[Dataset records]
□ □ □ □ □ □ □

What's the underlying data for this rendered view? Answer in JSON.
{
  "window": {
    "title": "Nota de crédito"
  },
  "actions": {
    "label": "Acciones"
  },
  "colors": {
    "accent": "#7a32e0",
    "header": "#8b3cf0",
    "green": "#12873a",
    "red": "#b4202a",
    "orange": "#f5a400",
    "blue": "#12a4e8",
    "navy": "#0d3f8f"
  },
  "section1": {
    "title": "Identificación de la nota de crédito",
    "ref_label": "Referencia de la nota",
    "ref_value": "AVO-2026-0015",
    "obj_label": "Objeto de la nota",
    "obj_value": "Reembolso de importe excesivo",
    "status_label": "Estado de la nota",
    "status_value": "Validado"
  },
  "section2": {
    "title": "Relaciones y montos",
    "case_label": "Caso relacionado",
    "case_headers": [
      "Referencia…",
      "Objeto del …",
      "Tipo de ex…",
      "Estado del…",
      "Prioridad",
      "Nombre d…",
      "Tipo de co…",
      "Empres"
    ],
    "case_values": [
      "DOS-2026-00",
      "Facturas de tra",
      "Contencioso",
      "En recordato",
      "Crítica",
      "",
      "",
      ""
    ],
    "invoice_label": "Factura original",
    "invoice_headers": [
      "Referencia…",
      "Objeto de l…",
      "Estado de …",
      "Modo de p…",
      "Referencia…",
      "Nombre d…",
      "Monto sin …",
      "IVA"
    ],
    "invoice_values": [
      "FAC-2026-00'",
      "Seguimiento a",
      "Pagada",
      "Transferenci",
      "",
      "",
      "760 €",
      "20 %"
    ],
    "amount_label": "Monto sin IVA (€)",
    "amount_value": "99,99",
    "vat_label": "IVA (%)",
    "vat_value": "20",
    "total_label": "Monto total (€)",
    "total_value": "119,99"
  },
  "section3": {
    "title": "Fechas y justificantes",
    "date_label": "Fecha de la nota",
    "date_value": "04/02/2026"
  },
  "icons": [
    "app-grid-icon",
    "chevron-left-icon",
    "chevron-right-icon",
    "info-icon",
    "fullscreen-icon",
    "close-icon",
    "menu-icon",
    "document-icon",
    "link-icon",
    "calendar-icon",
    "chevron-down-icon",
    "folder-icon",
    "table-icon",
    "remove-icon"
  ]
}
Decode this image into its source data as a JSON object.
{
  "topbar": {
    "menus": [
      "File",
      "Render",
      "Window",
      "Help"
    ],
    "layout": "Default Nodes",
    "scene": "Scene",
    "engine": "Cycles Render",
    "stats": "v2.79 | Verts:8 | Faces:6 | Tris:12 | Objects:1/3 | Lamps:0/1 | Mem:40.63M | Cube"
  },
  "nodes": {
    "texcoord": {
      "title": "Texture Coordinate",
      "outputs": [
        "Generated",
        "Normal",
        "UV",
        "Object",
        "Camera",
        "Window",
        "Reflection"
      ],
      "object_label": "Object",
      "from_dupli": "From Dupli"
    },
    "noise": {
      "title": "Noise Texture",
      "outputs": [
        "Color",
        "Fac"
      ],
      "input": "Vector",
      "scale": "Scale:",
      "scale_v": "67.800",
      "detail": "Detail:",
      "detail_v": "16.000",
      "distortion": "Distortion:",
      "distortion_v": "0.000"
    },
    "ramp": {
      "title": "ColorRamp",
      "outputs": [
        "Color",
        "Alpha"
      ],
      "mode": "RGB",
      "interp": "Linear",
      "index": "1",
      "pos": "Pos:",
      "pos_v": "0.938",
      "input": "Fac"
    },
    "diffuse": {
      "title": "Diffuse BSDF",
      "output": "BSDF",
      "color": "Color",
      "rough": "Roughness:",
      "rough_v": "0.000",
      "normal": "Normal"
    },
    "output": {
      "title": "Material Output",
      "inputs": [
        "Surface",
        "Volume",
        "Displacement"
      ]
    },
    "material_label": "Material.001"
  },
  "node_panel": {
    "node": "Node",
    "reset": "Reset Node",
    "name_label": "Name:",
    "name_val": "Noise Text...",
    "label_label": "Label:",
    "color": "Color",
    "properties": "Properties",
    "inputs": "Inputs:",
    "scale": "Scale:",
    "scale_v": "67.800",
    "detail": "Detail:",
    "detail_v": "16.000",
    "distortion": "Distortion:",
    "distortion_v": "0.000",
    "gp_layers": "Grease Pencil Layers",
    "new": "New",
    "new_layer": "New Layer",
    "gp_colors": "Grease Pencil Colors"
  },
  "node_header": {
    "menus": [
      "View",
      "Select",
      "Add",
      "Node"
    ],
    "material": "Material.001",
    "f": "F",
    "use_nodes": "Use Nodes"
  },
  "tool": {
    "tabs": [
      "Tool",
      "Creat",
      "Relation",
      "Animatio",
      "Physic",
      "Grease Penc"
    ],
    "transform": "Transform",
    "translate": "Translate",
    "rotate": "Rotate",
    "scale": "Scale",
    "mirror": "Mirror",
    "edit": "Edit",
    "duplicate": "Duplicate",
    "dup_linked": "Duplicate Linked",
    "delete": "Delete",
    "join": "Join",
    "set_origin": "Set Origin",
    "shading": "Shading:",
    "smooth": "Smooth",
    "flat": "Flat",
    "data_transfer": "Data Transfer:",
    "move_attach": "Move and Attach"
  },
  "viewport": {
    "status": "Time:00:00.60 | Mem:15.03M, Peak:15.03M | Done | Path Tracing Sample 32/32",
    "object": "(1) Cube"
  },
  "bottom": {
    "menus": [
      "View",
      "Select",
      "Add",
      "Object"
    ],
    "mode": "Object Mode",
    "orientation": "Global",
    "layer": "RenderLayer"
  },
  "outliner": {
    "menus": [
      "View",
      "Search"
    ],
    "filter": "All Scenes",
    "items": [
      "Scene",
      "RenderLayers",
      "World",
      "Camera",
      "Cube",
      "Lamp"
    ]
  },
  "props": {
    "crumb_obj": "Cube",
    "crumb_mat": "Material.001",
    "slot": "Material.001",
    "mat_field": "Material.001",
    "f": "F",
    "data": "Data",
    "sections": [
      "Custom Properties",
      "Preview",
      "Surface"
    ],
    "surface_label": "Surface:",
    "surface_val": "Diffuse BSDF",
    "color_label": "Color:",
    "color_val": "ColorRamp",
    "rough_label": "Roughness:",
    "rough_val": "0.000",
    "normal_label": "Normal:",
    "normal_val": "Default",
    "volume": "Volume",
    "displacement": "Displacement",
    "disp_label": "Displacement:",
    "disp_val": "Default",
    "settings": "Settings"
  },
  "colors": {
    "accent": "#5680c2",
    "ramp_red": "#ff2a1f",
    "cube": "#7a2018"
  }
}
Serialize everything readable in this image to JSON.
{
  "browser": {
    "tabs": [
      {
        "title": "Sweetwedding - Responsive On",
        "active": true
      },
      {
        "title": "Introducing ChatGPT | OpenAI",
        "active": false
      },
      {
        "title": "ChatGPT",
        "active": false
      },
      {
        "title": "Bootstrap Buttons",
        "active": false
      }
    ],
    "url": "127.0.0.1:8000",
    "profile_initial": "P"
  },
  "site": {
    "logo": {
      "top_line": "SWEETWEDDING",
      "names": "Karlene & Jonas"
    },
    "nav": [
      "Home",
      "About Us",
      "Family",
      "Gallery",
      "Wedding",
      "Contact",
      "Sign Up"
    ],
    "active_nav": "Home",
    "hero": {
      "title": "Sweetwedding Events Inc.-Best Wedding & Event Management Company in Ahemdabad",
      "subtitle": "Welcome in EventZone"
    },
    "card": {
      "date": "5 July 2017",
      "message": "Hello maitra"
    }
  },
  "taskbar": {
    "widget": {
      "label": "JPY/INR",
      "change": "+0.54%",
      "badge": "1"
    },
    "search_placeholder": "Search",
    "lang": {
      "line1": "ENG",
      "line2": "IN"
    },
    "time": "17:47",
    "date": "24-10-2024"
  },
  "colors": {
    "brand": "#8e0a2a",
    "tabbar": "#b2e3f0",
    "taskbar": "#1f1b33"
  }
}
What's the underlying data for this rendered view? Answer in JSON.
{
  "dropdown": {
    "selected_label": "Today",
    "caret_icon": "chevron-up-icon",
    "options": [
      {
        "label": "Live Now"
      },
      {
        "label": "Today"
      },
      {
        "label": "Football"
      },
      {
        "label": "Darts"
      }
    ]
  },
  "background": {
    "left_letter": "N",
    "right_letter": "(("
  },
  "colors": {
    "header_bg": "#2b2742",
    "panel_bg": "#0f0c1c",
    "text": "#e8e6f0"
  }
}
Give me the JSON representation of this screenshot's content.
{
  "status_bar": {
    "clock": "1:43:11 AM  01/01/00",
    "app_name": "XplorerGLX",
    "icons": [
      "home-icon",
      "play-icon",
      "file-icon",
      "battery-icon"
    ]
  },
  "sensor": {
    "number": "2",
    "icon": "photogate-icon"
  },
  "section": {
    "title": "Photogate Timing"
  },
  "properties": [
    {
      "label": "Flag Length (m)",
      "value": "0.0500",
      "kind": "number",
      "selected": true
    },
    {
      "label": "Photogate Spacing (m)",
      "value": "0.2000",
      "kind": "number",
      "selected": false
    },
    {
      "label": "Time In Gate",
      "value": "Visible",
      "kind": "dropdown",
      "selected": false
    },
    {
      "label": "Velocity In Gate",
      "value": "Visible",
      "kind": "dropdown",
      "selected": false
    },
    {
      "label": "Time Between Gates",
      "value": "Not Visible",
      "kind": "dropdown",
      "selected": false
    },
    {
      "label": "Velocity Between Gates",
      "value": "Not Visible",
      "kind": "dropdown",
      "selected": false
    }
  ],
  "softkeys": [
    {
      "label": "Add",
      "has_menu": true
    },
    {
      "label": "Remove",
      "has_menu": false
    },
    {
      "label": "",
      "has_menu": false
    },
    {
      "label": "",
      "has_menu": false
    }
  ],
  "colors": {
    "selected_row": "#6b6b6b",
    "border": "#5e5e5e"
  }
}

□ □ □ □ □ □ □

**What you are asked to do**
Report only the number of lines that hold the word "ColorRamp".

**Task answer**
2